--- START Input ---
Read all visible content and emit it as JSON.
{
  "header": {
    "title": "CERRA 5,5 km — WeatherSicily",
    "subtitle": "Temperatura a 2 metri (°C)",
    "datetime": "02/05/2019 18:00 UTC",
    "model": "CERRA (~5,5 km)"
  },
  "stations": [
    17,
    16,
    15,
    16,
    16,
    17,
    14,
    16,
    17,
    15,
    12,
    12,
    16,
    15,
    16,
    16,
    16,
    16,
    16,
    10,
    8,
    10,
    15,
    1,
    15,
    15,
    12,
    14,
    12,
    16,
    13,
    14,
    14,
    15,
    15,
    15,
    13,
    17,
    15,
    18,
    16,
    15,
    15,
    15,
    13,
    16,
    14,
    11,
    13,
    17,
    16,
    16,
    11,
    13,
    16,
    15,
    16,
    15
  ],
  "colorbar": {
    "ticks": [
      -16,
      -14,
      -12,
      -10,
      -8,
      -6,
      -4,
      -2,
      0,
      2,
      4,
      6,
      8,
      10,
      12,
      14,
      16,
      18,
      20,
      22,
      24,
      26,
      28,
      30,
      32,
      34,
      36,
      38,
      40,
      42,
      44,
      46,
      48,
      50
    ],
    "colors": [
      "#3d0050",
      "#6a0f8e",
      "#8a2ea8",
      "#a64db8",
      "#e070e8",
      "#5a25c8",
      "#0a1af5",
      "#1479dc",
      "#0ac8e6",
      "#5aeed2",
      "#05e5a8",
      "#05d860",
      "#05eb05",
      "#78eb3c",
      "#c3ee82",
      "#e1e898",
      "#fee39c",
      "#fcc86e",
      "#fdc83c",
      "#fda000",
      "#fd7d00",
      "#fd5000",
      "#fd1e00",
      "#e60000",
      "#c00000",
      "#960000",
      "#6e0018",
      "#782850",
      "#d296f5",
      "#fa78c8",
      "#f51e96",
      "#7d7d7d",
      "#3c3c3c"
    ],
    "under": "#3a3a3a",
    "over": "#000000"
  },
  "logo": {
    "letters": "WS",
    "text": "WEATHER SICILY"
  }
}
--- END Input ---
The request:
Where a line above contains the string "CERRA", copy that line.

Written reply:
    "title": "CERRA 5,5 km — WeatherSicily",
    "model": "CERRA (~5,5 km)"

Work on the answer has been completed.